THE EXERCISE:
Every line that holds "SEAM" should be shown.

EXTRACTED ENTRIES:

* Begin *

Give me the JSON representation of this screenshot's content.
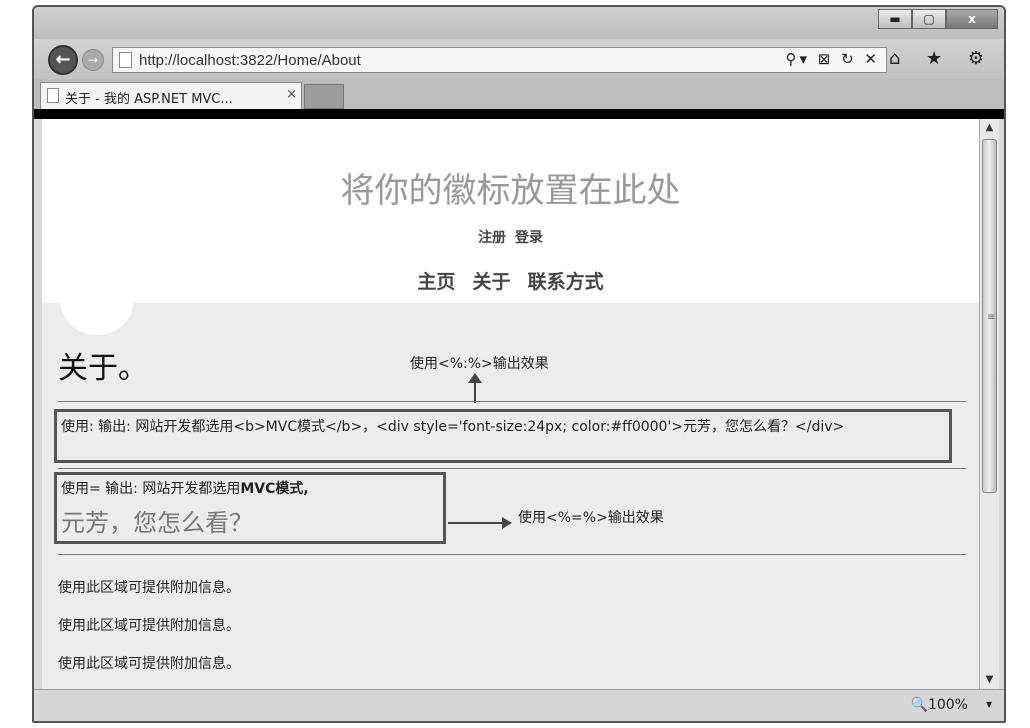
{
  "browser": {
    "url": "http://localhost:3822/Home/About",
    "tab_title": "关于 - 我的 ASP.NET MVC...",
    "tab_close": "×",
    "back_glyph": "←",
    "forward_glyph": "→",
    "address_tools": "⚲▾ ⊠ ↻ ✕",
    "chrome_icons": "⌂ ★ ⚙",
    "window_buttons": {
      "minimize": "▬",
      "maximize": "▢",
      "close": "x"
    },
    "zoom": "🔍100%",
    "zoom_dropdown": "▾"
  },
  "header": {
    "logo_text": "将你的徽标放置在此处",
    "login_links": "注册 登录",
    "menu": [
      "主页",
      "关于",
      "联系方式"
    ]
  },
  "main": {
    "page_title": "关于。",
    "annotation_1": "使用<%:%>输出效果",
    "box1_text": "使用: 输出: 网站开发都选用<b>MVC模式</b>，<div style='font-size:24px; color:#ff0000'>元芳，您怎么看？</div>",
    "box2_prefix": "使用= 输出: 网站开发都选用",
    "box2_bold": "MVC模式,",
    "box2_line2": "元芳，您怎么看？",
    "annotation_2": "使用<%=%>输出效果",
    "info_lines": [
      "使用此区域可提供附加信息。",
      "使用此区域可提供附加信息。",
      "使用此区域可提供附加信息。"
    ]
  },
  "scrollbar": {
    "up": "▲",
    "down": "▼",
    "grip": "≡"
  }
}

* End *
* Begin *

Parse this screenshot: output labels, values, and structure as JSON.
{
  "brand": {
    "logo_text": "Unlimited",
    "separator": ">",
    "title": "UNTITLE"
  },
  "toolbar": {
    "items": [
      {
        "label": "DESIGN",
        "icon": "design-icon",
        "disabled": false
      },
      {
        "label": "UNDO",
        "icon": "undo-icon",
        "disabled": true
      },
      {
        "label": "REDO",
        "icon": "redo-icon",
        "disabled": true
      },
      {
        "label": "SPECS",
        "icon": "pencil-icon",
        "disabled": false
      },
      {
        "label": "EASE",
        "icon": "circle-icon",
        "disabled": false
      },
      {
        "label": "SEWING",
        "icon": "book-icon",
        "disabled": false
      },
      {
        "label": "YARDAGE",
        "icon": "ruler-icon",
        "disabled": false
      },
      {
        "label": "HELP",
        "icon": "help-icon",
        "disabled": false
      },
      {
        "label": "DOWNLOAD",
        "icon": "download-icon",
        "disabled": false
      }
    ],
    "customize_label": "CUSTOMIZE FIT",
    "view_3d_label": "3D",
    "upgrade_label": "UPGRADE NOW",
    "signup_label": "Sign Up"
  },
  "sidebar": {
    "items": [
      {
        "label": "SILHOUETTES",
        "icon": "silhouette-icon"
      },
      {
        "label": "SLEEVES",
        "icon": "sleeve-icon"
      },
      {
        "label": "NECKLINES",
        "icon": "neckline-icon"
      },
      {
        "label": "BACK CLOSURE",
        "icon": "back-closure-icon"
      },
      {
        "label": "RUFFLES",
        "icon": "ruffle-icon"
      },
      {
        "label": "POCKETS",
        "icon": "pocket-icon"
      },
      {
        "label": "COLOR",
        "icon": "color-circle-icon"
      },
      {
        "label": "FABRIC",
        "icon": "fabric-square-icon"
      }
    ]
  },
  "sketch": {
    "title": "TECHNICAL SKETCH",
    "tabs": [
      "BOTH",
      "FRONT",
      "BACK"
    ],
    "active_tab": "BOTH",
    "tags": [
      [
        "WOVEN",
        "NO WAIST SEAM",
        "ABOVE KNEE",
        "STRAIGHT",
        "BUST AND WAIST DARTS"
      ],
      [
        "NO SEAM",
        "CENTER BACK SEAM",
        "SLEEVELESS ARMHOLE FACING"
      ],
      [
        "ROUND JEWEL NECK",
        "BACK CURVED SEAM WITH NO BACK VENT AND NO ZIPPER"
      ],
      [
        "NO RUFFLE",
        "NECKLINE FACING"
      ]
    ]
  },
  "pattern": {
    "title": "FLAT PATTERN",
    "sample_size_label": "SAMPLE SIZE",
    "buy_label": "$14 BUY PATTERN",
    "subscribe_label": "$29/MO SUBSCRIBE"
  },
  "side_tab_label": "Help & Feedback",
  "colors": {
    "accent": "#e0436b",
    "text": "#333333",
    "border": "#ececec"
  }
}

* End *

RESPONSE TO THE TASK:
        "NO WAIST SEAM",
        "NO SEAM",
        "CENTER BACK SEAM",
        "BACK CURVED SEAM WITH NO BACK VENT AND NO ZIPPER"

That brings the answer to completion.